» **Prompt**
Images are excluded; otherwise, output every record exactly.

» **Recorded data**

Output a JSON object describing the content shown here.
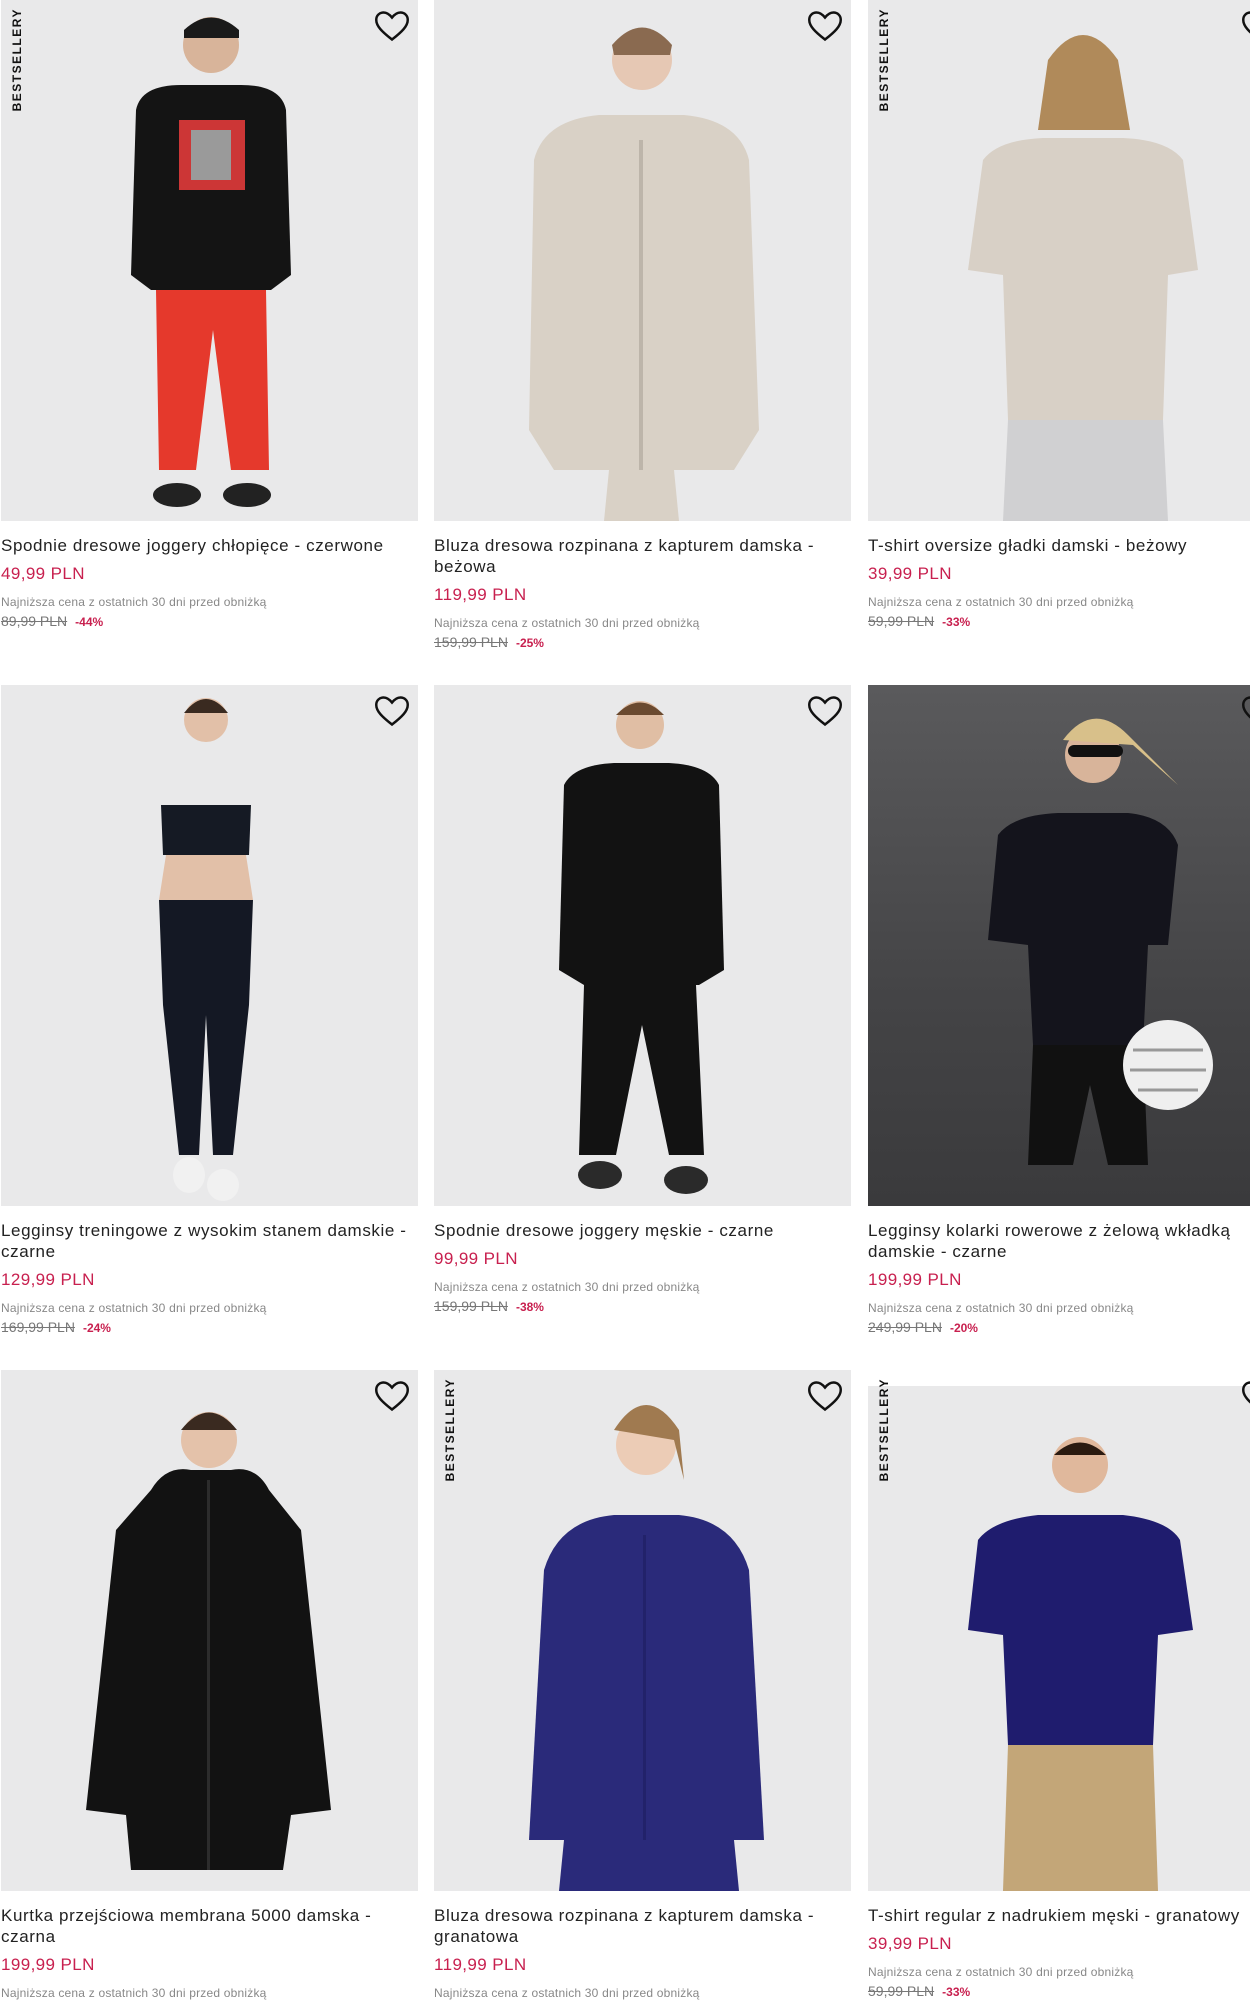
{
  "products": [
    {
      "badge": "BESTSELLERY",
      "name": "Spodnie dresowe joggery chłopięce - czerwone",
      "price": "49,99 PLN",
      "lowest_label": "Najniższa cena z ostatnich 30 dni przed obniżką",
      "old_price": "89,99 PLN",
      "discount": "-44%",
      "image_desc": "boy-black-hoodie-red-joggers"
    },
    {
      "badge": "",
      "name": "Bluza dresowa rozpinana z kapturem damska - beżowa",
      "price": "119,99 PLN",
      "lowest_label": "Najniższa cena z ostatnich 30 dni przed obniżką",
      "old_price": "159,99 PLN",
      "discount": "-25%",
      "image_desc": "woman-beige-zip-hoodie"
    },
    {
      "badge": "BESTSELLERY",
      "name": "T-shirt oversize gładki damski - beżowy",
      "price": "39,99 PLN",
      "lowest_label": "Najniższa cena z ostatnich 30 dni przed obniżką",
      "old_price": "59,99 PLN",
      "discount": "-33%",
      "image_desc": "woman-beige-tshirt"
    },
    {
      "badge": "",
      "name": "Legginsy treningowe z wysokim stanem damskie - czarne",
      "price": "129,99 PLN",
      "lowest_label": "Najniższa cena z ostatnich 30 dni przed obniżką",
      "old_price": "169,99 PLN",
      "discount": "-24%",
      "image_desc": "woman-black-leggings-sports-bra"
    },
    {
      "badge": "",
      "name": "Spodnie dresowe joggery męskie - czarne",
      "price": "99,99 PLN",
      "lowest_label": "Najniższa cena z ostatnich 30 dni przed obniżką",
      "old_price": "159,99 PLN",
      "discount": "-38%",
      "image_desc": "man-black-hoodie-joggers"
    },
    {
      "badge": "",
      "name": "Legginsy kolarki rowerowe z żelową wkładką damskie - czarne",
      "price": "199,99 PLN",
      "lowest_label": "Najniższa cena z ostatnich 30 dni przed obniżką",
      "old_price": "249,99 PLN",
      "discount": "-20%",
      "image_desc": "woman-cycling-kit-helmet"
    },
    {
      "badge": "",
      "name": "Kurtka przejściowa membrana 5000 damska - czarna",
      "price": "199,99 PLN",
      "lowest_label": "Najniższa cena z ostatnich 30 dni przed obniżką",
      "old_price": "",
      "discount": "",
      "image_desc": "woman-black-jacket"
    },
    {
      "badge": "BESTSELLERY",
      "name": "Bluza dresowa rozpinana z kapturem damska - granatowa",
      "price": "119,99 PLN",
      "lowest_label": "Najniższa cena z ostatnich 30 dni przed obniżką",
      "old_price": "",
      "discount": "",
      "image_desc": "woman-navy-zip-hoodie"
    },
    {
      "badge": "BESTSELLERY",
      "name": "T-shirt regular z nadrukiem męski - granatowy",
      "price": "39,99 PLN",
      "lowest_label": "Najniższa cena z ostatnich 30 dni przed obniżką",
      "old_price": "59,99 PLN",
      "discount": "-33%",
      "image_desc": "man-navy-tshirt-khaki"
    }
  ],
  "colors": {
    "price": "#c8204f",
    "discount": "#c8204f",
    "text": "#222222",
    "muted": "#888888",
    "image_bg": "#e9e9ea"
  },
  "icons": {
    "wishlist": "heart-outline-icon"
  }
}
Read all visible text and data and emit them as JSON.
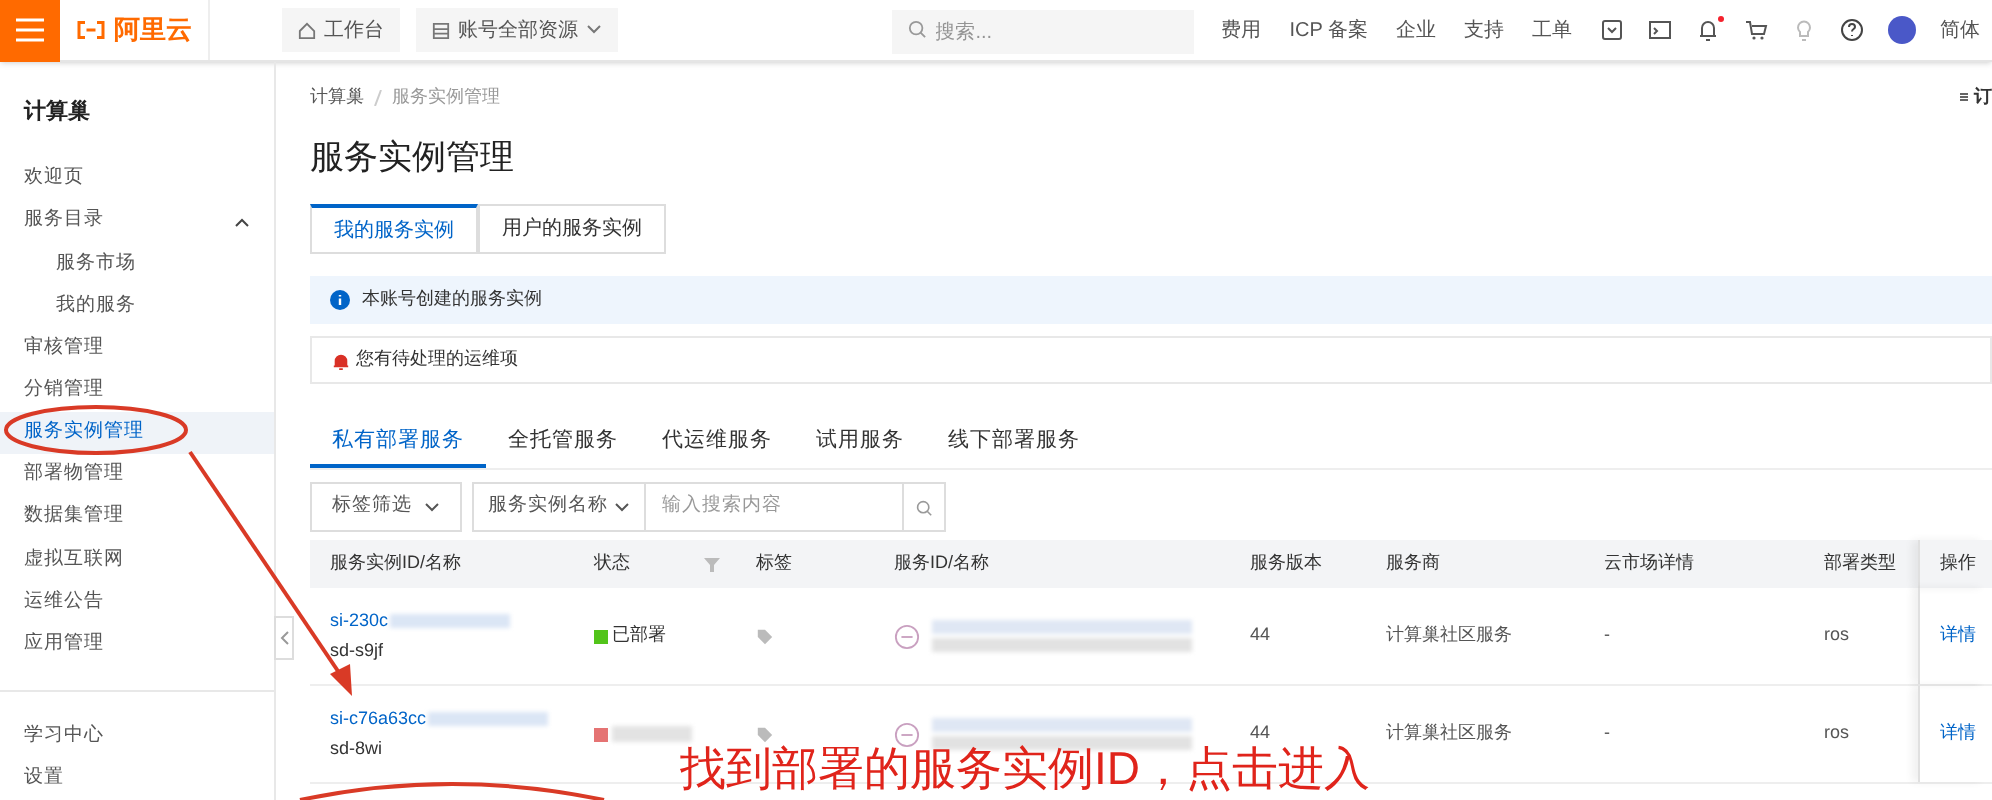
{
  "topbar": {
    "logo": "阿里云",
    "workbench": "工作台",
    "resources": "账号全部资源",
    "search": {
      "placeholder": "搜索..."
    },
    "links": [
      "费用",
      "ICP 备案",
      "企业",
      "支持",
      "工单"
    ],
    "notification_dot": true,
    "language": "简体"
  },
  "sidebar": {
    "title": "计算巢",
    "items": [
      {
        "label": "欢迎页",
        "selected": false
      },
      {
        "label": "服务目录",
        "selected": false,
        "expanded": true,
        "children": [
          {
            "label": "服务市场",
            "selected": false
          },
          {
            "label": "我的服务",
            "selected": false
          }
        ]
      },
      {
        "label": "审核管理",
        "selected": false
      },
      {
        "label": "分销管理",
        "selected": false
      },
      {
        "label": "服务实例管理",
        "selected": true
      },
      {
        "label": "部署物管理",
        "selected": false
      },
      {
        "label": "数据集管理",
        "selected": false
      },
      {
        "label": "虚拟互联网",
        "selected": false
      },
      {
        "label": "运维公告",
        "selected": false
      },
      {
        "label": "应用管理",
        "selected": false
      }
    ],
    "footer_items": [
      "学习中心",
      "设置"
    ]
  },
  "breadcrumb": [
    "计算巢",
    "服务实例管理"
  ],
  "corner_label": "订",
  "title": "服务实例管理",
  "tabs": [
    {
      "label": "我的服务实例",
      "selected": true
    },
    {
      "label": "用户的服务实例",
      "selected": false
    }
  ],
  "info": "本账号创建的服务实例",
  "alert": "您有待处理的运维项",
  "subtabs": [
    {
      "label": "私有部署服务",
      "selected": true
    },
    {
      "label": "全托管服务",
      "selected": false
    },
    {
      "label": "代运维服务",
      "selected": false
    },
    {
      "label": "试用服务",
      "selected": false
    },
    {
      "label": "线下部署服务",
      "selected": false
    }
  ],
  "filters": {
    "tag_filter": "标签筛选",
    "field": "服务实例名称",
    "placeholder": "输入搜索内容"
  },
  "table": {
    "columns": [
      "服务实例ID/名称",
      "状态",
      "标签",
      "服务ID/名称",
      "服务版本",
      "服务商",
      "云市场详情",
      "部署类型",
      "操作"
    ],
    "rows": [
      {
        "id": "si-230c",
        "name": "sd-s9jf",
        "status": "已部署",
        "color": "#52c41a",
        "version": "44",
        "provider": "计算巢社区服务",
        "market": "-",
        "deploy_type": "ros",
        "action": "详情"
      },
      {
        "id": "si-c76a63cc",
        "name": "sd-8wi",
        "status": "",
        "color": "#e57373",
        "version": "44",
        "provider": "计算巢社区服务",
        "market": "-",
        "deploy_type": "ros",
        "action": "详情"
      }
    ]
  },
  "annotation": "找到部署的服务实例ID，点击进入"
}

» **Task solution**
Output a JSON object describing the content shown here.
{
  "products": [
    {
      "badge": "BESTSELLERY",
      "name": "Spodnie dresowe joggery chłopięce - czerwone",
      "price": "49,99 PLN",
      "lowest_label": "Najniższa cena z ostatnich 30 dni przed obniżką",
      "old_price": "89,99 PLN",
      "discount": "-44%",
      "image_desc": "boy-black-hoodie-red-joggers"
    },
    {
      "badge": "",
      "name": "Bluza dresowa rozpinana z kapturem damska - beżowa",
      "price": "119,99 PLN",
      "lowest_label": "Najniższa cena z ostatnich 30 dni przed obniżką",
      "old_price": "159,99 PLN",
      "discount": "-25%",
      "image_desc": "woman-beige-zip-hoodie"
    },
    {
      "badge": "BESTSELLERY",
      "name": "T-shirt oversize gładki damski - beżowy",
      "price": "39,99 PLN",
      "lowest_label": "Najniższa cena z ostatnich 30 dni przed obniżką",
      "old_price": "59,99 PLN",
      "discount": "-33%",
      "image_desc": "woman-beige-tshirt"
    },
    {
      "badge": "",
      "name": "Legginsy treningowe z wysokim stanem damskie - czarne",
      "price": "129,99 PLN",
      "lowest_label": "Najniższa cena z ostatnich 30 dni przed obniżką",
      "old_price": "169,99 PLN",
      "discount": "-24%",
      "image_desc": "woman-black-leggings-sports-bra"
    },
    {
      "badge": "",
      "name": "Spodnie dresowe joggery męskie - czarne",
      "price": "99,99 PLN",
      "lowest_label": "Najniższa cena z ostatnich 30 dni przed obniżką",
      "old_price": "159,99 PLN",
      "discount": "-38%",
      "image_desc": "man-black-hoodie-joggers"
    },
    {
      "badge": "",
      "name": "Legginsy kolarki rowerowe z żelową wkładką damskie - czarne",
      "price": "199,99 PLN",
      "lowest_label": "Najniższa cena z ostatnich 30 dni przed obniżką",
      "old_price": "249,99 PLN",
      "discount": "-20%",
      "image_desc": "woman-cycling-kit-helmet"
    },
    {
      "badge": "",
      "name": "Kurtka przejściowa membrana 5000 damska - czarna",
      "price": "199,99 PLN",
      "lowest_label": "Najniższa cena z ostatnich 30 dni przed obniżką",
      "old_price": "",
      "discount": "",
      "image_desc": "woman-black-jacket"
    },
    {
      "badge": "BESTSELLERY",
      "name": "Bluza dresowa rozpinana z kapturem damska - granatowa",
      "price": "119,99 PLN",
      "lowest_label": "Najniższa cena z ostatnich 30 dni przed obniżką",
      "old_price": "",
      "discount": "",
      "image_desc": "woman-navy-zip-hoodie"
    },
    {
      "badge": "BESTSELLERY",
      "name": "T-shirt regular z nadrukiem męski - granatowy",
      "price": "39,99 PLN",
      "lowest_label": "Najniższa cena z ostatnich 30 dni przed obniżką",
      "old_price": "59,99 PLN",
      "discount": "-33%",
      "image_desc": "man-navy-tshirt-khaki"
    }
  ],
  "colors": {
    "price": "#c8204f",
    "discount": "#c8204f",
    "text": "#222222",
    "muted": "#888888",
    "image_bg": "#e9e9ea"
  },
  "icons": {
    "wishlist": "heart-outline-icon"
  }
}
Read all visible text and data and emit them as JSON.
{
  "topbar": {
    "logo": "阿里云",
    "workbench": "工作台",
    "resources": "账号全部资源",
    "search": {
      "placeholder": "搜索..."
    },
    "links": [
      "费用",
      "ICP 备案",
      "企业",
      "支持",
      "工单"
    ],
    "notification_dot": true,
    "language": "简体"
  },
  "sidebar": {
    "title": "计算巢",
    "items": [
      {
        "label": "欢迎页",
        "selected": false
      },
      {
        "label": "服务目录",
        "selected": false,
        "expanded": true,
        "children": [
          {
            "label": "服务市场",
            "selected": false
          },
          {
            "label": "我的服务",
            "selected": false
          }
        ]
      },
      {
        "label": "审核管理",
        "selected": false
      },
      {
        "label": "分销管理",
        "selected": false
      },
      {
        "label": "服务实例管理",
        "selected": true
      },
      {
        "label": "部署物管理",
        "selected": false
      },
      {
        "label": "数据集管理",
        "selected": false
      },
      {
        "label": "虚拟互联网",
        "selected": false
      },
      {
        "label": "运维公告",
        "selected": false
      },
      {
        "label": "应用管理",
        "selected": false
      }
    ],
    "footer_items": [
      "学习中心",
      "设置"
    ]
  },
  "breadcrumb": [
    "计算巢",
    "服务实例管理"
  ],
  "corner_label": "订",
  "title": "服务实例管理",
  "tabs": [
    {
      "label": "我的服务实例",
      "selected": true
    },
    {
      "label": "用户的服务实例",
      "selected": false
    }
  ],
  "info": "本账号创建的服务实例",
  "alert": "您有待处理的运维项",
  "subtabs": [
    {
      "label": "私有部署服务",
      "selected": true
    },
    {
      "label": "全托管服务",
      "selected": false
    },
    {
      "label": "代运维服务",
      "selected": false
    },
    {
      "label": "试用服务",
      "selected": false
    },
    {
      "label": "线下部署服务",
      "selected": false
    }
  ],
  "filters": {
    "tag_filter": "标签筛选",
    "field": "服务实例名称",
    "placeholder": "输入搜索内容"
  },
  "table": {
    "columns": [
      "服务实例ID/名称",
      "状态",
      "标签",
      "服务ID/名称",
      "服务版本",
      "服务商",
      "云市场详情",
      "部署类型",
      "操作"
    ],
    "rows": [
      {
        "id": "si-230c",
        "name": "sd-s9jf",
        "status": "已部署",
        "color": "#52c41a",
        "version": "44",
        "provider": "计算巢社区服务",
        "market": "-",
        "deploy_type": "ros",
        "action": "详情"
      },
      {
        "id": "si-c76a63cc",
        "name": "sd-8wi",
        "status": "",
        "color": "#e57373",
        "version": "44",
        "provider": "计算巢社区服务",
        "market": "-",
        "deploy_type": "ros",
        "action": "详情"
      }
    ]
  },
  "annotation": "找到部署的服务实例ID，点击进入"
}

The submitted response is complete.